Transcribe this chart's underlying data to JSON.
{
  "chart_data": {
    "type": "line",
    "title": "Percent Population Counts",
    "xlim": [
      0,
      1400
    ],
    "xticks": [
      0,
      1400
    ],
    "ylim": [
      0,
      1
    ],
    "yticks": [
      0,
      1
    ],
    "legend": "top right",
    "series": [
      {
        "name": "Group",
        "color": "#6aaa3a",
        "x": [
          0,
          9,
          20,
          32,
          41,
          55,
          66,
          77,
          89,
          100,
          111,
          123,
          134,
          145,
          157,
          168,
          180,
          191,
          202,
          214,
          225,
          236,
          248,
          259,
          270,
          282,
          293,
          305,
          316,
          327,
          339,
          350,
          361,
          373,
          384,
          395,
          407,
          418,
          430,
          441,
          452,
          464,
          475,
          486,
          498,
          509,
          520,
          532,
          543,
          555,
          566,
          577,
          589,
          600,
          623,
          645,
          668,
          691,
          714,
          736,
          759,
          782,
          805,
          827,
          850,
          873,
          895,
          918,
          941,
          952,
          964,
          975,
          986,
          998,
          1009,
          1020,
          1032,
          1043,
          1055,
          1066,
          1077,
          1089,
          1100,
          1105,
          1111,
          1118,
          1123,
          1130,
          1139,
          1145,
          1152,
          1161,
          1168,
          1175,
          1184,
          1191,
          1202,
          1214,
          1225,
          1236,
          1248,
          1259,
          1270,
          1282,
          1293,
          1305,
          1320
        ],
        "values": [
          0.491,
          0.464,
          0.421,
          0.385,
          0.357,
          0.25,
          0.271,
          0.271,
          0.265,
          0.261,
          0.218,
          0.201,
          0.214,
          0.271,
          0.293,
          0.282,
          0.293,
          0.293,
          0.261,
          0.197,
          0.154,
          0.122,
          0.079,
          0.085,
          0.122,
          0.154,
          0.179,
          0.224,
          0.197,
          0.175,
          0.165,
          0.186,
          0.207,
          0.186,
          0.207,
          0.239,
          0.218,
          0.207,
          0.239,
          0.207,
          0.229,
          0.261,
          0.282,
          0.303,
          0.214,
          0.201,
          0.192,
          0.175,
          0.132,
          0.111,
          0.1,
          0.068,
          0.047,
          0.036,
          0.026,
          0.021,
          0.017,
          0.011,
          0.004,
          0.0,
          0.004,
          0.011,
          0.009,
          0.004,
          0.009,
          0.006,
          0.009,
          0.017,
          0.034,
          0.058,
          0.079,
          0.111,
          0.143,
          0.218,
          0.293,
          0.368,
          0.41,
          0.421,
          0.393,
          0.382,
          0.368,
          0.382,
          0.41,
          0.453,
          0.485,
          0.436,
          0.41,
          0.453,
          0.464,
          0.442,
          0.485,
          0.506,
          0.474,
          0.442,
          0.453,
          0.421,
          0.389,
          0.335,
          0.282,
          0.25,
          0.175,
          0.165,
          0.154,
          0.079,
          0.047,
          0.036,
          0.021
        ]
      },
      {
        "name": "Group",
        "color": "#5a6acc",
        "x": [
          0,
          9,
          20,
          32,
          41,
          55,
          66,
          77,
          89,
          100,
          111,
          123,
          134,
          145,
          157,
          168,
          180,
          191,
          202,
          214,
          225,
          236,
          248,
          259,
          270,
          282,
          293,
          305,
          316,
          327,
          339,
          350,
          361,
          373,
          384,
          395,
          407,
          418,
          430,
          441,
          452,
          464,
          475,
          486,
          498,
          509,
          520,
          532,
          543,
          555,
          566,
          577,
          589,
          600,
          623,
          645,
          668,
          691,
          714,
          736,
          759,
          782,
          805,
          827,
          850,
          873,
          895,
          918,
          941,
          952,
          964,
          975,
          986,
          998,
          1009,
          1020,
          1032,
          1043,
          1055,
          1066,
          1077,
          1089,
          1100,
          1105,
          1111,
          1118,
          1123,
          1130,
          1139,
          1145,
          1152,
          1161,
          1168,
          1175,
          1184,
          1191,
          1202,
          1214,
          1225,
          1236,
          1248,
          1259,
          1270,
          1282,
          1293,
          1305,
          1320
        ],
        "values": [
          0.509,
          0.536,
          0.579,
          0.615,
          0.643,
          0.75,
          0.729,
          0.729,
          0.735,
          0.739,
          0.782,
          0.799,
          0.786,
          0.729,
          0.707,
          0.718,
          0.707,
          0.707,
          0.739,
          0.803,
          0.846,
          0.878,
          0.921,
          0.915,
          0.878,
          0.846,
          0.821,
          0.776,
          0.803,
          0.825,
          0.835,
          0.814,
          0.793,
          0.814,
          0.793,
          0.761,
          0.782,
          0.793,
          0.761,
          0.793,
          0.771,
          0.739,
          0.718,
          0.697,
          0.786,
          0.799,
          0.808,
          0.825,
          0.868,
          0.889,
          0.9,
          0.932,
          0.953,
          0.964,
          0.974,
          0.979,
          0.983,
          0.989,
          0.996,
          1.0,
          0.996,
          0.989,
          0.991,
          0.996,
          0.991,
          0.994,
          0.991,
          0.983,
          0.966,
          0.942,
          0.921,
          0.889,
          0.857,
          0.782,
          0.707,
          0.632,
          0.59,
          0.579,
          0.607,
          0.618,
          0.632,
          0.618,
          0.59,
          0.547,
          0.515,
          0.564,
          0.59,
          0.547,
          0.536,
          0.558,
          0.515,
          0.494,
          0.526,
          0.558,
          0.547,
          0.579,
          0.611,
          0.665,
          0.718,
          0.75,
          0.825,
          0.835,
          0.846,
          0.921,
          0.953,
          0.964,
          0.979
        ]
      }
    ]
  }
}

◆ INSTRUCTIONS TO FOLLOW
Please repeat the listing exactly, with nothing left out.

◆ SOLUTION
Transcribe this chart's underlying data to JSON.
{
  "chart_data": {
    "type": "line",
    "title": "Percent Population Counts",
    "xlim": [
      0,
      1400
    ],
    "xticks": [
      0,
      1400
    ],
    "ylim": [
      0,
      1
    ],
    "yticks": [
      0,
      1
    ],
    "legend": "top right",
    "series": [
      {
        "name": "Group",
        "color": "#6aaa3a",
        "x": [
          0,
          9,
          20,
          32,
          41,
          55,
          66,
          77,
          89,
          100,
          111,
          123,
          134,
          145,
          157,
          168,
          180,
          191,
          202,
          214,
          225,
          236,
          248,
          259,
          270,
          282,
          293,
          305,
          316,
          327,
          339,
          350,
          361,
          373,
          384,
          395,
          407,
          418,
          430,
          441,
          452,
          464,
          475,
          486,
          498,
          509,
          520,
          532,
          543,
          555,
          566,
          577,
          589,
          600,
          623,
          645,
          668,
          691,
          714,
          736,
          759,
          782,
          805,
          827,
          850,
          873,
          895,
          918,
          941,
          952,
          964,
          975,
          986,
          998,
          1009,
          1020,
          1032,
          1043,
          1055,
          1066,
          1077,
          1089,
          1100,
          1105,
          1111,
          1118,
          1123,
          1130,
          1139,
          1145,
          1152,
          1161,
          1168,
          1175,
          1184,
          1191,
          1202,
          1214,
          1225,
          1236,
          1248,
          1259,
          1270,
          1282,
          1293,
          1305,
          1320
        ],
        "values": [
          0.491,
          0.464,
          0.421,
          0.385,
          0.357,
          0.25,
          0.271,
          0.271,
          0.265,
          0.261,
          0.218,
          0.201,
          0.214,
          0.271,
          0.293,
          0.282,
          0.293,
          0.293,
          0.261,
          0.197,
          0.154,
          0.122,
          0.079,
          0.085,
          0.122,
          0.154,
          0.179,
          0.224,
          0.197,
          0.175,
          0.165,
          0.186,
          0.207,
          0.186,
          0.207,
          0.239,
          0.218,
          0.207,
          0.239,
          0.207,
          0.229,
          0.261,
          0.282,
          0.303,
          0.214,
          0.201,
          0.192,
          0.175,
          0.132,
          0.111,
          0.1,
          0.068,
          0.047,
          0.036,
          0.026,
          0.021,
          0.017,
          0.011,
          0.004,
          0.0,
          0.004,
          0.011,
          0.009,
          0.004,
          0.009,
          0.006,
          0.009,
          0.017,
          0.034,
          0.058,
          0.079,
          0.111,
          0.143,
          0.218,
          0.293,
          0.368,
          0.41,
          0.421,
          0.393,
          0.382,
          0.368,
          0.382,
          0.41,
          0.453,
          0.485,
          0.436,
          0.41,
          0.453,
          0.464,
          0.442,
          0.485,
          0.506,
          0.474,
          0.442,
          0.453,
          0.421,
          0.389,
          0.335,
          0.282,
          0.25,
          0.175,
          0.165,
          0.154,
          0.079,
          0.047,
          0.036,
          0.021
        ]
      },
      {
        "name": "Group",
        "color": "#5a6acc",
        "x": [
          0,
          9,
          20,
          32,
          41,
          55,
          66,
          77,
          89,
          100,
          111,
          123,
          134,
          145,
          157,
          168,
          180,
          191,
          202,
          214,
          225,
          236,
          248,
          259,
          270,
          282,
          293,
          305,
          316,
          327,
          339,
          350,
          361,
          373,
          384,
          395,
          407,
          418,
          430,
          441,
          452,
          464,
          475,
          486,
          498,
          509,
          520,
          532,
          543,
          555,
          566,
          577,
          589,
          600,
          623,
          645,
          668,
          691,
          714,
          736,
          759,
          782,
          805,
          827,
          850,
          873,
          895,
          918,
          941,
          952,
          964,
          975,
          986,
          998,
          1009,
          1020,
          1032,
          1043,
          1055,
          1066,
          1077,
          1089,
          1100,
          1105,
          1111,
          1118,
          1123,
          1130,
          1139,
          1145,
          1152,
          1161,
          1168,
          1175,
          1184,
          1191,
          1202,
          1214,
          1225,
          1236,
          1248,
          1259,
          1270,
          1282,
          1293,
          1305,
          1320
        ],
        "values": [
          0.509,
          0.536,
          0.579,
          0.615,
          0.643,
          0.75,
          0.729,
          0.729,
          0.735,
          0.739,
          0.782,
          0.799,
          0.786,
          0.729,
          0.707,
          0.718,
          0.707,
          0.707,
          0.739,
          0.803,
          0.846,
          0.878,
          0.921,
          0.915,
          0.878,
          0.846,
          0.821,
          0.776,
          0.803,
          0.825,
          0.835,
          0.814,
          0.793,
          0.814,
          0.793,
          0.761,
          0.782,
          0.793,
          0.761,
          0.793,
          0.771,
          0.739,
          0.718,
          0.697,
          0.786,
          0.799,
          0.808,
          0.825,
          0.868,
          0.889,
          0.9,
          0.932,
          0.953,
          0.964,
          0.974,
          0.979,
          0.983,
          0.989,
          0.996,
          1.0,
          0.996,
          0.989,
          0.991,
          0.996,
          0.991,
          0.994,
          0.991,
          0.983,
          0.966,
          0.942,
          0.921,
          0.889,
          0.857,
          0.782,
          0.707,
          0.632,
          0.59,
          0.579,
          0.607,
          0.618,
          0.632,
          0.618,
          0.59,
          0.547,
          0.515,
          0.564,
          0.59,
          0.547,
          0.536,
          0.558,
          0.515,
          0.494,
          0.526,
          0.558,
          0.547,
          0.579,
          0.611,
          0.665,
          0.718,
          0.75,
          0.825,
          0.835,
          0.846,
          0.921,
          0.953,
          0.964,
          0.979
        ]
      }
    ]
  }
}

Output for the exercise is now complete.